>>>>

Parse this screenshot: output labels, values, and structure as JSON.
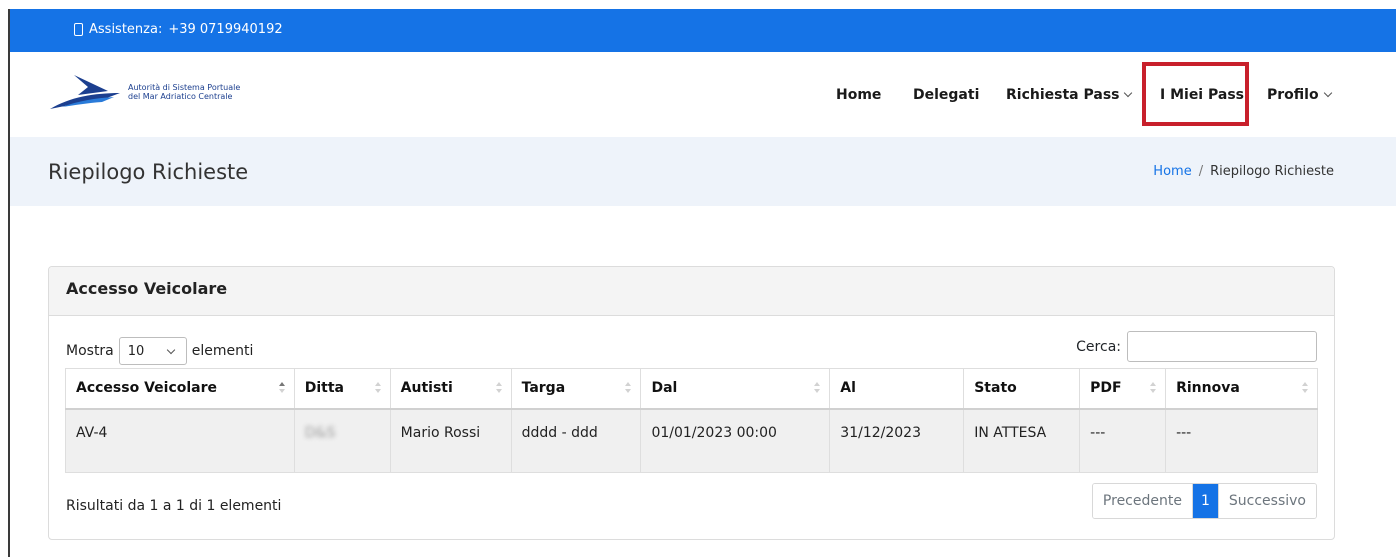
{
  "topbar": {
    "assist_label": "Assistenza:",
    "assist_phone": "+39 0719940192"
  },
  "logo": {
    "line1": "Autorità di Sistema Portuale",
    "line2": "del Mar Adriatico Centrale"
  },
  "nav": {
    "home": "Home",
    "delegati": "Delegati",
    "richiesta_pass": "Richiesta Pass",
    "miei_pass": "I Miei Pass",
    "profilo": "Profilo"
  },
  "page": {
    "title": "Riepilogo Richieste"
  },
  "breadcrumb": {
    "home": "Home",
    "sep": "/",
    "current": "Riepilogo Richieste"
  },
  "card": {
    "title": "Accesso Veicolare"
  },
  "table_controls": {
    "show_label": "Mostra",
    "page_size": "10",
    "elements_label": "elementi",
    "search_label": "Cerca:"
  },
  "table": {
    "columns": [
      "Accesso Veicolare",
      "Ditta",
      "Autisti",
      "Targa",
      "Dal",
      "Al",
      "Stato",
      "PDF",
      "Rinnova"
    ],
    "rows": [
      {
        "accesso": "AV-4",
        "ditta": "D&S",
        "autisti": "Mario Rossi",
        "targa": "dddd - ddd",
        "dal": "01/01/2023 00:00",
        "al": "31/12/2023",
        "stato": "IN ATTESA",
        "pdf": "---",
        "rinnova": "---"
      }
    ]
  },
  "footer": {
    "info": "Risultati da 1 a 1 di 1 elementi"
  },
  "pager": {
    "prev": "Precedente",
    "current": "1",
    "next": "Successivo"
  },
  "colors": {
    "primary": "#1573e6",
    "highlight": "#c8202b",
    "title_bg": "#eef3fa"
  },
  "icons": {
    "phone": "phone-icon",
    "logo": "ship-logo-icon",
    "dropdown": "chevron-down-icon",
    "sort": "sort-icon"
  }
}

<<<<

Reproduce the records verbatim, omitting all images they contain.

Parse this screenshot: output labels, values, and structure as JSON.
{
  "topbar": {
    "assist_label": "Assistenza:",
    "assist_phone": "+39 0719940192"
  },
  "logo": {
    "line1": "Autorità di Sistema Portuale",
    "line2": "del Mar Adriatico Centrale"
  },
  "nav": {
    "home": "Home",
    "delegati": "Delegati",
    "richiesta_pass": "Richiesta Pass",
    "miei_pass": "I Miei Pass",
    "profilo": "Profilo"
  },
  "page": {
    "title": "Riepilogo Richieste"
  },
  "breadcrumb": {
    "home": "Home",
    "sep": "/",
    "current": "Riepilogo Richieste"
  },
  "card": {
    "title": "Accesso Veicolare"
  },
  "table_controls": {
    "show_label": "Mostra",
    "page_size": "10",
    "elements_label": "elementi",
    "search_label": "Cerca:"
  },
  "table": {
    "columns": [
      "Accesso Veicolare",
      "Ditta",
      "Autisti",
      "Targa",
      "Dal",
      "Al",
      "Stato",
      "PDF",
      "Rinnova"
    ],
    "rows": [
      {
        "accesso": "AV-4",
        "ditta": "D&S",
        "autisti": "Mario Rossi",
        "targa": "dddd - ddd",
        "dal": "01/01/2023 00:00",
        "al": "31/12/2023",
        "stato": "IN ATTESA",
        "pdf": "---",
        "rinnova": "---"
      }
    ]
  },
  "footer": {
    "info": "Risultati da 1 a 1 di 1 elementi"
  },
  "pager": {
    "prev": "Precedente",
    "current": "1",
    "next": "Successivo"
  },
  "colors": {
    "primary": "#1573e6",
    "highlight": "#c8202b",
    "title_bg": "#eef3fa"
  },
  "icons": {
    "phone": "phone-icon",
    "logo": "ship-logo-icon",
    "dropdown": "chevron-down-icon",
    "sort": "sort-icon"
  }
}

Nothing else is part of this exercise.